## Records for processing
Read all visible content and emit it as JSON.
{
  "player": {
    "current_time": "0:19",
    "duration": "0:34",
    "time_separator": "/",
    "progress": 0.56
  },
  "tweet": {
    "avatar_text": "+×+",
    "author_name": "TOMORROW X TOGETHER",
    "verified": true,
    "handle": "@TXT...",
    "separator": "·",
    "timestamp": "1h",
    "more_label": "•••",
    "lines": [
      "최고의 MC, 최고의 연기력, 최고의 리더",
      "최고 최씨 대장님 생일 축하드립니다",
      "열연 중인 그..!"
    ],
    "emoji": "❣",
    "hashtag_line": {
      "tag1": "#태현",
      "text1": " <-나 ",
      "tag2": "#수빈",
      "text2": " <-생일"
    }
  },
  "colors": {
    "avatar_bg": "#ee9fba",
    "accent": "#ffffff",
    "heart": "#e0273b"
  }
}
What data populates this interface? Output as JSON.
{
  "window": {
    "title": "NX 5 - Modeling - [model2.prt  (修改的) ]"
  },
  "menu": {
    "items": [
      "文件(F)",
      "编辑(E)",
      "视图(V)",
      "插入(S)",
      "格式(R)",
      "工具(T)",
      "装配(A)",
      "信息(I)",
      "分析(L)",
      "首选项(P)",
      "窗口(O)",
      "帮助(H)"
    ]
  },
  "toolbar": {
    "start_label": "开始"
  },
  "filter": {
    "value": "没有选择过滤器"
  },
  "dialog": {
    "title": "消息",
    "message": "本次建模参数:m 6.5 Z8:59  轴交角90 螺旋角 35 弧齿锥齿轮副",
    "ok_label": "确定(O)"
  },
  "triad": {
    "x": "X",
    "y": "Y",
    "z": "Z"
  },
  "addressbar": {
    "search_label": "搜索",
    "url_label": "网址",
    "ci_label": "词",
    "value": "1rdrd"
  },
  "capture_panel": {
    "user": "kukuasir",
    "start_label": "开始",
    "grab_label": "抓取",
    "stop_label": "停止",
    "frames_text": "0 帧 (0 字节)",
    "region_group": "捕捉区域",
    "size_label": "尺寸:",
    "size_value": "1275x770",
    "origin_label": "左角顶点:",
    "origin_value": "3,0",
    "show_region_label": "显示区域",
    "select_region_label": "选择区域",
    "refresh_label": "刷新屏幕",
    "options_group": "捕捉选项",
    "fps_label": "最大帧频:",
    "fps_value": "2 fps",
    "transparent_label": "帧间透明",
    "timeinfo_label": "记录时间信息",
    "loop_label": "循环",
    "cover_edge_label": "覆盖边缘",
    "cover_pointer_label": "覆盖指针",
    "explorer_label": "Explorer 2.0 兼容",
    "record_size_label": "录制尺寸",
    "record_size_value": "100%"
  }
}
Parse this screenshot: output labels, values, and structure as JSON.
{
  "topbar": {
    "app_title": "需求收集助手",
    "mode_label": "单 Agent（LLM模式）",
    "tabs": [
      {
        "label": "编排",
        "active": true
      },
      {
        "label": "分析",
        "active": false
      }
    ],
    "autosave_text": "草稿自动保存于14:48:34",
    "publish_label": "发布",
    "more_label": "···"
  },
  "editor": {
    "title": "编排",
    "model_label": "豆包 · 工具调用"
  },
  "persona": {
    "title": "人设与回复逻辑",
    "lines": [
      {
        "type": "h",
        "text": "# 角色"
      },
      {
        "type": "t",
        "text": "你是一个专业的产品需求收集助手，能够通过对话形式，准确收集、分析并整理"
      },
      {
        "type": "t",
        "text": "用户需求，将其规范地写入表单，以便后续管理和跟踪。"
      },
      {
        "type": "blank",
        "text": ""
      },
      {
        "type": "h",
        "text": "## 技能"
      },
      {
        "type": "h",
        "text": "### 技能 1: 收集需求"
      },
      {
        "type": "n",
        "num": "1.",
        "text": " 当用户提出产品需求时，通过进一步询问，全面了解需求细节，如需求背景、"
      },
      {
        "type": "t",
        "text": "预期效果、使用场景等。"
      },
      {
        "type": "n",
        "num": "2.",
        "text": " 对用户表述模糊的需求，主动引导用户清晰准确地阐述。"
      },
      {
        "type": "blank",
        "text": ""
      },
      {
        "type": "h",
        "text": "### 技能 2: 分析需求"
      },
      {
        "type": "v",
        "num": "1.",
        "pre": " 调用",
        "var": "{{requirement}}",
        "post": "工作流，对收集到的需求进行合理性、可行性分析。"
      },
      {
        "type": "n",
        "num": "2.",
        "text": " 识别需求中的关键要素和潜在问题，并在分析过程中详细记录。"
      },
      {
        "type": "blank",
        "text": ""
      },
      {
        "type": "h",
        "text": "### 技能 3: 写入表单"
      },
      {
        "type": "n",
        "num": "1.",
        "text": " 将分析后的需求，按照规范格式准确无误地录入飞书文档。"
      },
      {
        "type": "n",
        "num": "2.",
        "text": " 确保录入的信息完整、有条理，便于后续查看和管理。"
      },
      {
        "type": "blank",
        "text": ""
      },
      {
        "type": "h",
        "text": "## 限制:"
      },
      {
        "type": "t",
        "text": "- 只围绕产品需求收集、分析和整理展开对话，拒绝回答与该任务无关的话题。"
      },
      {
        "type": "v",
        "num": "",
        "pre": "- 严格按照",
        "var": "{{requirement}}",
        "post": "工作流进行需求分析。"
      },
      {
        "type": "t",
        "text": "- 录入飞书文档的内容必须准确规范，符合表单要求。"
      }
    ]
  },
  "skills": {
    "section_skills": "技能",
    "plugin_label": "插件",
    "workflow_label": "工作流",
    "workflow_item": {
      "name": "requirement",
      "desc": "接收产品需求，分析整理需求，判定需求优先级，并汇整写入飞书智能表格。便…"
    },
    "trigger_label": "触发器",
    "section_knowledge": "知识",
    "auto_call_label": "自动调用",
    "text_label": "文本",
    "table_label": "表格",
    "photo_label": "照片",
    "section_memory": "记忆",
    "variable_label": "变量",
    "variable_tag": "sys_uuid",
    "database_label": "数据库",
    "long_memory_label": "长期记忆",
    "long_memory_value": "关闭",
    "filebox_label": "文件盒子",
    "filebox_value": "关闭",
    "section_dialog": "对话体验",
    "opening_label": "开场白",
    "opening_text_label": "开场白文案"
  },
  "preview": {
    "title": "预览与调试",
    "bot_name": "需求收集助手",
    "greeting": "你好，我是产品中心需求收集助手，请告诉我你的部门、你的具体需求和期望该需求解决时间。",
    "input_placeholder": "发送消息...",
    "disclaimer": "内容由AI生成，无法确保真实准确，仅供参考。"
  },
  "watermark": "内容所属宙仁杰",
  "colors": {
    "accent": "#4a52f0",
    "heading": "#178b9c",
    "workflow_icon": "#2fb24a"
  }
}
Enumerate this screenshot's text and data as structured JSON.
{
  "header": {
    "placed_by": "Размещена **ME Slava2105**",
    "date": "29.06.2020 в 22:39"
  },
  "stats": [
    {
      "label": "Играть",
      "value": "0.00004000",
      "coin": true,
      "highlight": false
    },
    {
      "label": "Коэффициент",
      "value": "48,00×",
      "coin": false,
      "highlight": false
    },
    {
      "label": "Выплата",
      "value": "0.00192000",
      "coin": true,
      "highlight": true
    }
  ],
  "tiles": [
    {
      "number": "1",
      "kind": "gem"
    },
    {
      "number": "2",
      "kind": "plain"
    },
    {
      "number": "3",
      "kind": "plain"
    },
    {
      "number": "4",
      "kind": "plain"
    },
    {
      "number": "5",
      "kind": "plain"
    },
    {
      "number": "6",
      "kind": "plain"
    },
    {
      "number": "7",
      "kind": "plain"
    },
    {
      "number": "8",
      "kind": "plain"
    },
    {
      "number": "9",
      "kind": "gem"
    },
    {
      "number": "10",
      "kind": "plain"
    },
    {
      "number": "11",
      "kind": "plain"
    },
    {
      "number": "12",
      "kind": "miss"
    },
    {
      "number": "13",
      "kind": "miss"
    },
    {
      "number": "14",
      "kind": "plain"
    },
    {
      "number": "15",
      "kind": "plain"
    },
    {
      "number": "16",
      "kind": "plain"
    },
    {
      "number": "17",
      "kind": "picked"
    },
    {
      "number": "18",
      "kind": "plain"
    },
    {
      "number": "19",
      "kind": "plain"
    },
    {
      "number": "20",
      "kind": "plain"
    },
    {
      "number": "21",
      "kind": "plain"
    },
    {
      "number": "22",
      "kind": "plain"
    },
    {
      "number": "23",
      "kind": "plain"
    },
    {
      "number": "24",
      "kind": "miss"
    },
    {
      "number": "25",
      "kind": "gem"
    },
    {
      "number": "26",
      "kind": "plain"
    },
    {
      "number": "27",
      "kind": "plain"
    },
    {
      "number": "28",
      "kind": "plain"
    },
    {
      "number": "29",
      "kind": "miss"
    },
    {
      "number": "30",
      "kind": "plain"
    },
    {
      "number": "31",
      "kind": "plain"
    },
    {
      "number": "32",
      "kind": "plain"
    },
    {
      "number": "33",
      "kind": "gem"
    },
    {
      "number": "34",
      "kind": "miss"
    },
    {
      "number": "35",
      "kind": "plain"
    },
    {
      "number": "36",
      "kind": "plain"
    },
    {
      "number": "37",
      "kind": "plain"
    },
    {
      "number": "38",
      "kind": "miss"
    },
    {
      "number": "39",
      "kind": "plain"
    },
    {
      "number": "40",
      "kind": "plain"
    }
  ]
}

## What to work on
What is the number of lines in the records that contain "this"? Give that number only.

## Solution to the exercise
3